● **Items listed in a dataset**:
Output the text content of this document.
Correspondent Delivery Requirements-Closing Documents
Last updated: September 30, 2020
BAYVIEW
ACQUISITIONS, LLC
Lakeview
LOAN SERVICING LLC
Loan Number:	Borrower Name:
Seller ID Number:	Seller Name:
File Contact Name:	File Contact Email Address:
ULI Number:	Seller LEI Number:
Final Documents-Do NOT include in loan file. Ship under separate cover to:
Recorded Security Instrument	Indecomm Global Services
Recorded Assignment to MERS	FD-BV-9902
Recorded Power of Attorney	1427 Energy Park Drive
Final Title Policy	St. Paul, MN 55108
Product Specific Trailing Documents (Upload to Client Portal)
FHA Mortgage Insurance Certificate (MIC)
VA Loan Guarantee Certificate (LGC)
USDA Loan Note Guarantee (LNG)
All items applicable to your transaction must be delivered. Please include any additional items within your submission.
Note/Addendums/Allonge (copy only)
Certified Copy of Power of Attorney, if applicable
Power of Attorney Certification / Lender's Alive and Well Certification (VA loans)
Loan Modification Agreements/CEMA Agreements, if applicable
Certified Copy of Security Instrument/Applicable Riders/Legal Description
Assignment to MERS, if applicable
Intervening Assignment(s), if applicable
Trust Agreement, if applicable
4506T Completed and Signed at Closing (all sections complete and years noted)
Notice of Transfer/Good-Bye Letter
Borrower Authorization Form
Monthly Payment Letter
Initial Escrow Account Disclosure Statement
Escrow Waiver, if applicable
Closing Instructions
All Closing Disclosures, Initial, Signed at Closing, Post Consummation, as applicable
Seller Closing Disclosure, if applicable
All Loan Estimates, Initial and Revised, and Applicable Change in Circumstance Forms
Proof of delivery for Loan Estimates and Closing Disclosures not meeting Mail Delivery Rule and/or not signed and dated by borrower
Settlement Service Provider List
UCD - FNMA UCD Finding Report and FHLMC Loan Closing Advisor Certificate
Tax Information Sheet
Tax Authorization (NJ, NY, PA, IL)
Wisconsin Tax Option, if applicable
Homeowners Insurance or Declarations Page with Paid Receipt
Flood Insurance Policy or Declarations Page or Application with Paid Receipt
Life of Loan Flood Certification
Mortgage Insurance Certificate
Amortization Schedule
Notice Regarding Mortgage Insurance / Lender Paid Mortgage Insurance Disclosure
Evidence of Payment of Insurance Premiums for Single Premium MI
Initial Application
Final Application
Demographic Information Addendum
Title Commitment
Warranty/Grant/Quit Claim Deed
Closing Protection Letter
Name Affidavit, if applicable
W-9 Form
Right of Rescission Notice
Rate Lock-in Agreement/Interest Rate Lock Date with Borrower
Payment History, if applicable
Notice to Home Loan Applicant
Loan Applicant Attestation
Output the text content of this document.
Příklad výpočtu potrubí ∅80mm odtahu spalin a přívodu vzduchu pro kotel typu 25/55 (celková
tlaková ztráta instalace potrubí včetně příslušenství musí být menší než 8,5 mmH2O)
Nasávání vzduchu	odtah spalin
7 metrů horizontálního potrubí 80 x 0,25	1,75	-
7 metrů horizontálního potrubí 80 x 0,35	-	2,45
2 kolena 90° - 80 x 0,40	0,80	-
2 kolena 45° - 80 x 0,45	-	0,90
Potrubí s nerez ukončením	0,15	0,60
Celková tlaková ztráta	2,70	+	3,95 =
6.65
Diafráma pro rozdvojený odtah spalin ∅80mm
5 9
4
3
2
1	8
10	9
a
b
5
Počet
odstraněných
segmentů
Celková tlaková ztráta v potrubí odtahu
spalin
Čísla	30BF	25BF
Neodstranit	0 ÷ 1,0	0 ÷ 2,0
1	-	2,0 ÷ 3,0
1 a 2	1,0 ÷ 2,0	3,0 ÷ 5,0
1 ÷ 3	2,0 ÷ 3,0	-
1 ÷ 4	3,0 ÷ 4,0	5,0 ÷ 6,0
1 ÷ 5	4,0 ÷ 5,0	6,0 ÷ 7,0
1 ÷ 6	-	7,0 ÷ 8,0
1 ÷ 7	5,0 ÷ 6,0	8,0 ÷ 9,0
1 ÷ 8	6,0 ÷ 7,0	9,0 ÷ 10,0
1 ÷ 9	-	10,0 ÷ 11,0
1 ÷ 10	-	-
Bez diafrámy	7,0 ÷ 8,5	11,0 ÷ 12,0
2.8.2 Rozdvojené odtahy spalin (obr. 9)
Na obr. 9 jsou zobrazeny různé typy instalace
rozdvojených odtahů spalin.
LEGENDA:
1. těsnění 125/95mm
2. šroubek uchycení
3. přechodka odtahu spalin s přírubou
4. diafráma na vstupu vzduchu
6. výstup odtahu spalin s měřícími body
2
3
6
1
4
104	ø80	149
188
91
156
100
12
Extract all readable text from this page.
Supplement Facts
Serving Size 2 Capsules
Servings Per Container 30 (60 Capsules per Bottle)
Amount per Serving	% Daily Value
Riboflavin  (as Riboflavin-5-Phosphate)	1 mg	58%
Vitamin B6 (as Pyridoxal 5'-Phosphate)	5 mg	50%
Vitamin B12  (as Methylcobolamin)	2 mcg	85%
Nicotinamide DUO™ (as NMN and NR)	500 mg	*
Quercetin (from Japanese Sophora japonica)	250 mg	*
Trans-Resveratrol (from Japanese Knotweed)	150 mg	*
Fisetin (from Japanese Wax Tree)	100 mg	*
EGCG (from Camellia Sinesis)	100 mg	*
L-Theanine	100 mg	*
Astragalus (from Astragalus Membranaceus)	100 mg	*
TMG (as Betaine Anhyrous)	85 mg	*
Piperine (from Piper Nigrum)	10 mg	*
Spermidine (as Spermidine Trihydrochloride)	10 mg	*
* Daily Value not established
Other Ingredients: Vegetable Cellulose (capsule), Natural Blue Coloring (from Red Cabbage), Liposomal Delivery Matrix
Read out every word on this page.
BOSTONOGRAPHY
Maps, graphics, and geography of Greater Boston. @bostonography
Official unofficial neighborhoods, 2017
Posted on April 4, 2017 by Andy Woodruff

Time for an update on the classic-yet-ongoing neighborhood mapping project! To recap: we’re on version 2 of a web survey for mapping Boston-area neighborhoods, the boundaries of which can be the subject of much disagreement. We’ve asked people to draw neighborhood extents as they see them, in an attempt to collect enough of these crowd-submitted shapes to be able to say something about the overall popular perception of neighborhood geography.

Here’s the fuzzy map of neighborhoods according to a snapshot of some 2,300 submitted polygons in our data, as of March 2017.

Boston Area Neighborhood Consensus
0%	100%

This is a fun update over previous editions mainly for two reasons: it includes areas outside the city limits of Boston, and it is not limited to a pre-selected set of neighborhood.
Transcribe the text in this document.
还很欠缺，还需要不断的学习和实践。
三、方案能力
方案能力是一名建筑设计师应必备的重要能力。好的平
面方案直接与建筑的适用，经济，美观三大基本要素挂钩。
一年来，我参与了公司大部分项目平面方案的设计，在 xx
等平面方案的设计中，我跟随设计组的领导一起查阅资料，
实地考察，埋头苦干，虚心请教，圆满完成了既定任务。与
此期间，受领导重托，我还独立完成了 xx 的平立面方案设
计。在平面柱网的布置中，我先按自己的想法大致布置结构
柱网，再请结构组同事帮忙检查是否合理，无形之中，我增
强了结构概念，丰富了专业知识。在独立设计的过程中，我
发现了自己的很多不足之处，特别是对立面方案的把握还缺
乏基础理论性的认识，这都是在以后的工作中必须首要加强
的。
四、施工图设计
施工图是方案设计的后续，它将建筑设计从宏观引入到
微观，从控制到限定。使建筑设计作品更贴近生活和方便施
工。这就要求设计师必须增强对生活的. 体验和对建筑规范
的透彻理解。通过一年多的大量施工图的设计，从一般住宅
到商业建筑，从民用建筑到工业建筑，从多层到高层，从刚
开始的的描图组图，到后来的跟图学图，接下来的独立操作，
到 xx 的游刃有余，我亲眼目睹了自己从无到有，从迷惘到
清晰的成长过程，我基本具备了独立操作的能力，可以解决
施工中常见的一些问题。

● **EXERCISE**:
Repeat exactly the lines from the one containing "Transcribe the text in this document." through the last line of the records above, both included, and nothing else.

● **FULL OUTPUT**:
Transcribe the text in this document.
还很欠缺，还需要不断的学习和实践。
三、方案能力
方案能力是一名建筑设计师应必备的重要能力。好的平
面方案直接与建筑的适用，经济，美观三大基本要素挂钩。
一年来，我参与了公司大部分项目平面方案的设计，在 xx
等平面方案的设计中，我跟随设计组的领导一起查阅资料，
实地考察，埋头苦干，虚心请教，圆满完成了既定任务。与
此期间，受领导重托，我还独立完成了 xx 的平立面方案设
计。在平面柱网的布置中，我先按自己的想法大致布置结构
柱网，再请结构组同事帮忙检查是否合理，无形之中，我增
强了结构概念，丰富了专业知识。在独立设计的过程中，我
发现了自己的很多不足之处，特别是对立面方案的把握还缺
乏基础理论性的认识，这都是在以后的工作中必须首要加强
的。
四、施工图设计
施工图是方案设计的后续，它将建筑设计从宏观引入到
微观，从控制到限定。使建筑设计作品更贴近生活和方便施
工。这就要求设计师必须增强对生活的. 体验和对建筑规范
的透彻理解。通过一年多的大量施工图的设计，从一般住宅
到商业建筑，从民用建筑到工业建筑，从多层到高层，从刚
开始的的描图组图，到后来的跟图学图，接下来的独立操作，
到 xx 的游刃有余，我亲眼目睹了自己从无到有，从迷惘到
清晰的成长过程，我基本具备了独立操作的能力，可以解决
施工中常见的一些问题。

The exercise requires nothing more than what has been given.